Prompt:
Please copy all the lines that follow, word for word.

=-=-=-=-=

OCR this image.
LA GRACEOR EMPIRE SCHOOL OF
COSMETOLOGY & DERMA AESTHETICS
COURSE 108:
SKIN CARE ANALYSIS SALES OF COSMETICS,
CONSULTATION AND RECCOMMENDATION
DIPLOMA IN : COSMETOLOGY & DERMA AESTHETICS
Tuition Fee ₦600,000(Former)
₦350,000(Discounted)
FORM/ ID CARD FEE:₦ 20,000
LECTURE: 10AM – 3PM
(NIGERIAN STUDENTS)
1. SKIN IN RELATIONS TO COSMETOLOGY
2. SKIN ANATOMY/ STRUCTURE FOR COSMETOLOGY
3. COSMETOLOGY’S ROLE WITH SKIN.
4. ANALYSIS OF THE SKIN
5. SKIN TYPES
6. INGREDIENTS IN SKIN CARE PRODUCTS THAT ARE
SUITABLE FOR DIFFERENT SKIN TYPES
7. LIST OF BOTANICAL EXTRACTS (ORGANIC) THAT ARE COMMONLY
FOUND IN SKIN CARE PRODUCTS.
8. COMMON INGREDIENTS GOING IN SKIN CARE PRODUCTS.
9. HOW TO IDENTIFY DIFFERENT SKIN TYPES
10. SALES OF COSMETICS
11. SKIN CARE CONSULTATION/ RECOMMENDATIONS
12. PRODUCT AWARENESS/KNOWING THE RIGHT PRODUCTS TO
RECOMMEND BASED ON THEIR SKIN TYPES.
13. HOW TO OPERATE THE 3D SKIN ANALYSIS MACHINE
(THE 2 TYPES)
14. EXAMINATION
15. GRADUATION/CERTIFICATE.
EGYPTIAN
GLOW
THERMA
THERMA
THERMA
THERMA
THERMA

=-=-=-=-=

Output for this task:
OCR this image.
LA GRACEOR EMPIRE SCHOOL OF
COSMETOLOGY & DERMA AESTHETICS
COURSE 108:
SKIN CARE ANALYSIS SALES OF COSMETICS,
CONSULTATION AND RECCOMMENDATION
DIPLOMA IN : COSMETOLOGY & DERMA AESTHETICS
Tuition Fee ₦600,000(Former)
₦350,000(Discounted)
FORM/ ID CARD FEE:₦ 20,000
LECTURE: 10AM – 3PM
(NIGERIAN STUDENTS)
1. SKIN IN RELATIONS TO COSMETOLOGY
2. SKIN ANATOMY/ STRUCTURE FOR COSMETOLOGY
3. COSMETOLOGY’S ROLE WITH SKIN.
4. ANALYSIS OF THE SKIN
5. SKIN TYPES
6. INGREDIENTS IN SKIN CARE PRODUCTS THAT ARE
SUITABLE FOR DIFFERENT SKIN TYPES
7. LIST OF BOTANICAL EXTRACTS (ORGANIC) THAT ARE COMMONLY
FOUND IN SKIN CARE PRODUCTS.
8. COMMON INGREDIENTS GOING IN SKIN CARE PRODUCTS.
9. HOW TO IDENTIFY DIFFERENT SKIN TYPES
10. SALES OF COSMETICS
11. SKIN CARE CONSULTATION/ RECOMMENDATIONS
12. PRODUCT AWARENESS/KNOWING THE RIGHT PRODUCTS TO
RECOMMEND BASED ON THEIR SKIN TYPES.
13. HOW TO OPERATE THE 3D SKIN ANALYSIS MACHINE
(THE 2 TYPES)
14. EXAMINATION
15. GRADUATION/CERTIFICATE.
EGYPTIAN
GLOW
THERMA
THERMA
THERMA
THERMA
THERMA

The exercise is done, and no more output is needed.